Gather every line below where "content" appears.

───── Materials provided

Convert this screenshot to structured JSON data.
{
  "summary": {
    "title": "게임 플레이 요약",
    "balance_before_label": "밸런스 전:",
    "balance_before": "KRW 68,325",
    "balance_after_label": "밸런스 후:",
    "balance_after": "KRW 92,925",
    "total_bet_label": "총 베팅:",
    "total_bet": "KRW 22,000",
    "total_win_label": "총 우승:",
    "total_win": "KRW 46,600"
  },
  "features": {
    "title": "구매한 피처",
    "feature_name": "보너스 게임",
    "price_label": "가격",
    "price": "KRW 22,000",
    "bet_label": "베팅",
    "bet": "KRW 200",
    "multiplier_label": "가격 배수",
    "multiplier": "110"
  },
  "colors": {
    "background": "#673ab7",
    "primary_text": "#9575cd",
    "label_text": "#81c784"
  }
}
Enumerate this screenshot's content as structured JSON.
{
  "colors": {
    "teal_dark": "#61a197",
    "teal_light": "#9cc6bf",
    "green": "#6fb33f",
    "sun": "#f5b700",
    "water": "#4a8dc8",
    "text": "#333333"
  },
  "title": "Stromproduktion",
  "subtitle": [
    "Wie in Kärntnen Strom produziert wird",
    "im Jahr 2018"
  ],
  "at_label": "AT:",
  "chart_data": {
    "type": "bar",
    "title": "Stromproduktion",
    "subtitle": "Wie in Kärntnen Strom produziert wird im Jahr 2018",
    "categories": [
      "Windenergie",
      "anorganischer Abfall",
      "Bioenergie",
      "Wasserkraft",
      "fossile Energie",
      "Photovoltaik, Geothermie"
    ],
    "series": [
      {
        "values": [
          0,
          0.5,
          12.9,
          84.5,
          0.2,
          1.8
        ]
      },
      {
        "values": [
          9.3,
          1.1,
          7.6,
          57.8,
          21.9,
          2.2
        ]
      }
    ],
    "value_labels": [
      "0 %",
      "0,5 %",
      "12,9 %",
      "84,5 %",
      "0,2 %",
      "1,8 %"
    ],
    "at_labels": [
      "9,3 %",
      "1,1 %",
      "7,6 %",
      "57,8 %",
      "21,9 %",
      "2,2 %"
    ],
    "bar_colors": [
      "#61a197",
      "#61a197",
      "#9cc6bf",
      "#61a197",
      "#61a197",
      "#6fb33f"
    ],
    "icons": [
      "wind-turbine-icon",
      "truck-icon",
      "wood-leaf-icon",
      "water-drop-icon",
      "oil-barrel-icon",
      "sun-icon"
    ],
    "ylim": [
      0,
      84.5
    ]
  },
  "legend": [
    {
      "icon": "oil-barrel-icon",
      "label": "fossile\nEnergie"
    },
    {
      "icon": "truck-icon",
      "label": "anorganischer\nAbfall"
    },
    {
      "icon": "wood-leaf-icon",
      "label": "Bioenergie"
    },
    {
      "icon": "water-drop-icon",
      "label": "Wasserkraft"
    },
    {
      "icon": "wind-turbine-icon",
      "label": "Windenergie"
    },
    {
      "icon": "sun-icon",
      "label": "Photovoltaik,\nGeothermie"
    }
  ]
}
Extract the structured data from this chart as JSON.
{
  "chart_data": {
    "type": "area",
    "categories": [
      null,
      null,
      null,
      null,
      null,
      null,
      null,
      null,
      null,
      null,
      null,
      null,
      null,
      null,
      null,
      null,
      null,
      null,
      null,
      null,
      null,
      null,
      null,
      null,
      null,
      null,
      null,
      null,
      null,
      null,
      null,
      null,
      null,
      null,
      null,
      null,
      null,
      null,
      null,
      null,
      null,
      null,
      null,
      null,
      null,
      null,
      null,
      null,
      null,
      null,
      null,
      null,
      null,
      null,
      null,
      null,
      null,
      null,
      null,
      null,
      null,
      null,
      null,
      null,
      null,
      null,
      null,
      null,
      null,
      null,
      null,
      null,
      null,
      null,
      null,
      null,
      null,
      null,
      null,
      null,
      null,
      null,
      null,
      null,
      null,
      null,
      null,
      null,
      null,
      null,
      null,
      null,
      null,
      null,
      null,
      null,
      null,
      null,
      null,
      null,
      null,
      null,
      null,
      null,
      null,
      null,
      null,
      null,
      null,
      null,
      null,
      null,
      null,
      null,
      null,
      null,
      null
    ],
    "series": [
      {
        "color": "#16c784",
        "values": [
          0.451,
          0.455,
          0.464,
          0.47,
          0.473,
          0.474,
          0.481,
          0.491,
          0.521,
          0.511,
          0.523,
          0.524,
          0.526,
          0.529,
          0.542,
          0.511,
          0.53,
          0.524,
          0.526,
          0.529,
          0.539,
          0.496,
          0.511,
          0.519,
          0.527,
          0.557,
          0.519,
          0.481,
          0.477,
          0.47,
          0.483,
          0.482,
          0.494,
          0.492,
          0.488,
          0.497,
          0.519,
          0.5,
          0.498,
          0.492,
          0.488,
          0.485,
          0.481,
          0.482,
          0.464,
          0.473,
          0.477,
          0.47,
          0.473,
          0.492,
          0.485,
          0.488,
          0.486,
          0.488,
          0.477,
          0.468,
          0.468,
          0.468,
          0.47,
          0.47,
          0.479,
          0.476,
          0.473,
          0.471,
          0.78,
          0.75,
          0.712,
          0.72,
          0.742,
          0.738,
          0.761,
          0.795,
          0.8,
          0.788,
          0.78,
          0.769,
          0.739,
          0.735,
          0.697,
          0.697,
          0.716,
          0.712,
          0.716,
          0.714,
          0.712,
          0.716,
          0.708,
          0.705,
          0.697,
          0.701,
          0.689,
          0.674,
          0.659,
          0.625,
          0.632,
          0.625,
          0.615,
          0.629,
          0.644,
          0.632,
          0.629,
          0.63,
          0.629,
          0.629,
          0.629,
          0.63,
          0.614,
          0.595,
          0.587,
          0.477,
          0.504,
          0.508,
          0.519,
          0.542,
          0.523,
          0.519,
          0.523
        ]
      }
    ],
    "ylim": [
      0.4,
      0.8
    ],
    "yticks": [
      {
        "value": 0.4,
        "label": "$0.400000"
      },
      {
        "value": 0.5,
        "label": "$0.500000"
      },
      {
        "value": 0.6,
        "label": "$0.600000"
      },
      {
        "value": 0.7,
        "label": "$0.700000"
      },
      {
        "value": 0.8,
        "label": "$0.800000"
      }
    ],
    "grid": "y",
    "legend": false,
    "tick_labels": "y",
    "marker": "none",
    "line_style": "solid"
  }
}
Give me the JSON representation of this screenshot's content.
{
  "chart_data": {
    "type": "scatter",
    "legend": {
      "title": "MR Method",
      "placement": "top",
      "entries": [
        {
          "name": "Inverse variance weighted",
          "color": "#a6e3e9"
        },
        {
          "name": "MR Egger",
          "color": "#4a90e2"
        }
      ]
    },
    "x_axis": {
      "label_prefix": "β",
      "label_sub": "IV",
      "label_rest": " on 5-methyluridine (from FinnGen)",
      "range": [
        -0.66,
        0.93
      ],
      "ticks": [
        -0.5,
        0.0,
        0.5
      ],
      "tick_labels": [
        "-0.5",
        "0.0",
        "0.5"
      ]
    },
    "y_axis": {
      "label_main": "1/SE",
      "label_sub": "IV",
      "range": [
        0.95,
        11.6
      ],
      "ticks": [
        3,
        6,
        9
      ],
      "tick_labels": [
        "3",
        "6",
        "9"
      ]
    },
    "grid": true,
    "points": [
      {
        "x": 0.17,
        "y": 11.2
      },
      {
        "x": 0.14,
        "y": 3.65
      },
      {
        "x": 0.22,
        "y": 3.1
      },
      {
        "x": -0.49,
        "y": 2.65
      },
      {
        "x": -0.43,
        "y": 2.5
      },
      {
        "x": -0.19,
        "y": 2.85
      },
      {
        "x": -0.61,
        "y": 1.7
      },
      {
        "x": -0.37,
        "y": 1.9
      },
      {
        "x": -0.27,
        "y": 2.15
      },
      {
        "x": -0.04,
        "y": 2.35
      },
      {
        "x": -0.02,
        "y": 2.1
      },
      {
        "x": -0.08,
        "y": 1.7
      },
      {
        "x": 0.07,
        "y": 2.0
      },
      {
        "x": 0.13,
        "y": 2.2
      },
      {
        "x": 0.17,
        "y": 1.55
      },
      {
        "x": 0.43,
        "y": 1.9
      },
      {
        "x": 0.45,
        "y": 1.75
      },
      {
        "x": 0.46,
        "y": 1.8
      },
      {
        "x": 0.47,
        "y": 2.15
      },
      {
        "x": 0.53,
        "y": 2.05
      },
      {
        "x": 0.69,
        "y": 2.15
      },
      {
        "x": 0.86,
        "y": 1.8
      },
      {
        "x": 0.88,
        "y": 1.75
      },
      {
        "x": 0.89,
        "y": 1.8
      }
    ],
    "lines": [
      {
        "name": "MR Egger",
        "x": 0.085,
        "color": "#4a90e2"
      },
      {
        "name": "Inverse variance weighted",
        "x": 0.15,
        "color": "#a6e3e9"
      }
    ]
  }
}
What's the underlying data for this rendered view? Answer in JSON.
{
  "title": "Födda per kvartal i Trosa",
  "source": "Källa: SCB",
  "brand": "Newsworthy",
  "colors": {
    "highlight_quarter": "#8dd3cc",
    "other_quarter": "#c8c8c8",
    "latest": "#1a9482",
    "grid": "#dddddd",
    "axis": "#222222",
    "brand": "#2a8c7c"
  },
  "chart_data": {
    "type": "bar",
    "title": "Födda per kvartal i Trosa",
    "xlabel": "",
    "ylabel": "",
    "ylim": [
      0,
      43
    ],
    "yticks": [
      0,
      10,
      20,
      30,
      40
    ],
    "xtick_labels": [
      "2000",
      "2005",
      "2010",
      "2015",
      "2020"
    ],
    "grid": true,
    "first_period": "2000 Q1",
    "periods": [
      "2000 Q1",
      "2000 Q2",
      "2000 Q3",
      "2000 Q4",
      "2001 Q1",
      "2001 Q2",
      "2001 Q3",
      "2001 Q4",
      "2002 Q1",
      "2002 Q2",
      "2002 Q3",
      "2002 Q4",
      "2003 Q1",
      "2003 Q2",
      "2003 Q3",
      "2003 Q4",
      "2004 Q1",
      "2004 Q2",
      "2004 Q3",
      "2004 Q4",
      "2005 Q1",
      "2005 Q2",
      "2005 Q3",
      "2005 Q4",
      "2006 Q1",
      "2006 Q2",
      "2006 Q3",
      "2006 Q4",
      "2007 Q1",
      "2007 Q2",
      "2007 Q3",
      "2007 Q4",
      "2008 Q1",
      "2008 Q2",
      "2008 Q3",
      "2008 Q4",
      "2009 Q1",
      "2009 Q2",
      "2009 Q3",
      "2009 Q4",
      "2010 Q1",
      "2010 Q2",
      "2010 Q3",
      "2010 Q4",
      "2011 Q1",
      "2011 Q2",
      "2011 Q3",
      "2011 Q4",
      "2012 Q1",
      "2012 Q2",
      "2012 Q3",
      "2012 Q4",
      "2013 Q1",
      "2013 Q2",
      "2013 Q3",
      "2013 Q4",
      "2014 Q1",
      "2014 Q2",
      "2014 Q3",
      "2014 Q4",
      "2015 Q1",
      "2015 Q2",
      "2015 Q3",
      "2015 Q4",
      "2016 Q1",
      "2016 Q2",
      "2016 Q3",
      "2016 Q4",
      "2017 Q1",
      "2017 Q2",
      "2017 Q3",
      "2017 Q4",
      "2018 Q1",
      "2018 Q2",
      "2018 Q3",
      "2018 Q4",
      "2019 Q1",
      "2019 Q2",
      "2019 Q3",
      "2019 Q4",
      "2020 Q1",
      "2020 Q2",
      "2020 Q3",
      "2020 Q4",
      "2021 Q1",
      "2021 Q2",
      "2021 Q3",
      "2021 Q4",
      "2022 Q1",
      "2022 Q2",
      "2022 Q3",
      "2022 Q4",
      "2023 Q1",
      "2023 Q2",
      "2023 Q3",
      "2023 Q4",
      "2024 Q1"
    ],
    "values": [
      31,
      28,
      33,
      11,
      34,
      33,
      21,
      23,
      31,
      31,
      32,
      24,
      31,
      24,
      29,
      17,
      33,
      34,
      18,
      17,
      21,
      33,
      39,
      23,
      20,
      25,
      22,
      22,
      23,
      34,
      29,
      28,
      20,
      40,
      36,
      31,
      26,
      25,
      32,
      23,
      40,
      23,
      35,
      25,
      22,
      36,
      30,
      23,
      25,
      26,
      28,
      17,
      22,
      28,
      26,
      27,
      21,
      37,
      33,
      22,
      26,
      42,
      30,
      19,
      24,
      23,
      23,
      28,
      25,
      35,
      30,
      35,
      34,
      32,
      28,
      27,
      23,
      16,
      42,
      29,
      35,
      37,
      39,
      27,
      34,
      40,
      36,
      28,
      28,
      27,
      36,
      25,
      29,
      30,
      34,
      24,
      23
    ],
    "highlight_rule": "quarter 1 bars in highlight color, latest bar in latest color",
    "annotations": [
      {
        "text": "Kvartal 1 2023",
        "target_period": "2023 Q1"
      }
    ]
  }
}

──────────

▸ **Reply**
Enumerate this screenshot's content as structured JSON.
Give me the JSON representation of this screenshot's content.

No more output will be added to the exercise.